Retype the complete listing exactly as it appears.

(Data extracted from a collection)
################
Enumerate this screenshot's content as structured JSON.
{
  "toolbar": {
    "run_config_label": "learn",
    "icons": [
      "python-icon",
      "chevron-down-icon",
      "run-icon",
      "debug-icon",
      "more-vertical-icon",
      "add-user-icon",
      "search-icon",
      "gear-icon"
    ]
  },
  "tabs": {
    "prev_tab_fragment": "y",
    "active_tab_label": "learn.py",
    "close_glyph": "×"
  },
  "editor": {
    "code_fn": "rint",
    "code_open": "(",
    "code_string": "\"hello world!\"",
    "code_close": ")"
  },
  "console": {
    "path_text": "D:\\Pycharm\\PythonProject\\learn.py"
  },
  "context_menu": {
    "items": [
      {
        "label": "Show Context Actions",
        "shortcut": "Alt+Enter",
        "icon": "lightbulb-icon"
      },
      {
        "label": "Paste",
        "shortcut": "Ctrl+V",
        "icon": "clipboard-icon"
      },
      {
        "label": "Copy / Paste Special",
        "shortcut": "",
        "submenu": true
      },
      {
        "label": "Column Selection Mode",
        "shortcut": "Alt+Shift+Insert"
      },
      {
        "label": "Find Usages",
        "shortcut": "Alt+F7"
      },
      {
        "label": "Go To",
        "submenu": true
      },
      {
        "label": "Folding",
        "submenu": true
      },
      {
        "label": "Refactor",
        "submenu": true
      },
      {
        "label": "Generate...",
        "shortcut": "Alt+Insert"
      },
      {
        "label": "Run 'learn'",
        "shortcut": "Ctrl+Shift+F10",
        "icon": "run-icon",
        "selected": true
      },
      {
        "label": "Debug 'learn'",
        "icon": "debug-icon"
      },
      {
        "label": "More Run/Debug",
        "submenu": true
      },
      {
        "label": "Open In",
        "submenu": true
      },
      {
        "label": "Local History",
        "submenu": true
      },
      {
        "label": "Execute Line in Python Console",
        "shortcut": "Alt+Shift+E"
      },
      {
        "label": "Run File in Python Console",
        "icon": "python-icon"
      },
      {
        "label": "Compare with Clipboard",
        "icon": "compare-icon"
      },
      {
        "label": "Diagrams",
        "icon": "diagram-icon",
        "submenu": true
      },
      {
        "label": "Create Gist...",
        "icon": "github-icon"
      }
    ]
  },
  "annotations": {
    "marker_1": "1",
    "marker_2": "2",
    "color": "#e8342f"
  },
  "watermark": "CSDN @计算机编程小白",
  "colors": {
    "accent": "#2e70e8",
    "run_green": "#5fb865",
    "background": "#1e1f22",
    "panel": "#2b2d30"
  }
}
################
Answer to this task:
Enumerate this screenshot's content as structured JSON.
{
  "toolbar": {
    "run_config_label": "learn",
    "icons": [
      "python-icon",
      "chevron-down-icon",
      "run-icon",
      "debug-icon",
      "more-vertical-icon",
      "add-user-icon",
      "search-icon",
      "gear-icon"
    ]
  },
  "tabs": {
    "prev_tab_fragment": "y",
    "active_tab_label": "learn.py",
    "close_glyph": "×"
  },
  "editor": {
    "code_fn": "rint",
    "code_open": "(",
    "code_string": "\"hello world!\"",
    "code_close": ")"
  },
  "console": {
    "path_text": "D:\\Pycharm\\PythonProject\\learn.py"
  },
  "context_menu": {
    "items": [
      {
        "label": "Show Context Actions",
        "shortcut": "Alt+Enter",
        "icon": "lightbulb-icon"
      },
      {
        "label": "Paste",
        "shortcut": "Ctrl+V",
        "icon": "clipboard-icon"
      },
      {
        "label": "Copy / Paste Special",
        "shortcut": "",
        "submenu": true
      },
      {
        "label": "Column Selection Mode",
        "shortcut": "Alt+Shift+Insert"
      },
      {
        "label": "Find Usages",
        "shortcut": "Alt+F7"
      },
      {
        "label": "Go To",
        "submenu": true
      },
      {
        "label": "Folding",
        "submenu": true
      },
      {
        "label": "Refactor",
        "submenu": true
      },
      {
        "label": "Generate...",
        "shortcut": "Alt+Insert"
      },
      {
        "label": "Run 'learn'",
        "shortcut": "Ctrl+Shift+F10",
        "icon": "run-icon",
        "selected": true
      },
      {
        "label": "Debug 'learn'",
        "icon": "debug-icon"
      },
      {
        "label": "More Run/Debug",
        "submenu": true
      },
      {
        "label": "Open In",
        "submenu": true
      },
      {
        "label": "Local History",
        "submenu": true
      },
      {
        "label": "Execute Line in Python Console",
        "shortcut": "Alt+Shift+E"
      },
      {
        "label": "Run File in Python Console",
        "icon": "python-icon"
      },
      {
        "label": "Compare with Clipboard",
        "icon": "compare-icon"
      },
      {
        "label": "Diagrams",
        "icon": "diagram-icon",
        "submenu": true
      },
      {
        "label": "Create Gist...",
        "icon": "github-icon"
      }
    ]
  },
  "annotations": {
    "marker_1": "1",
    "marker_2": "2",
    "color": "#e8342f"
  },
  "watermark": "CSDN @计算机编程小白",
  "colors": {
    "accent": "#2e70e8",
    "run_green": "#5fb865",
    "background": "#1e1f22",
    "panel": "#2b2d30"
  }
}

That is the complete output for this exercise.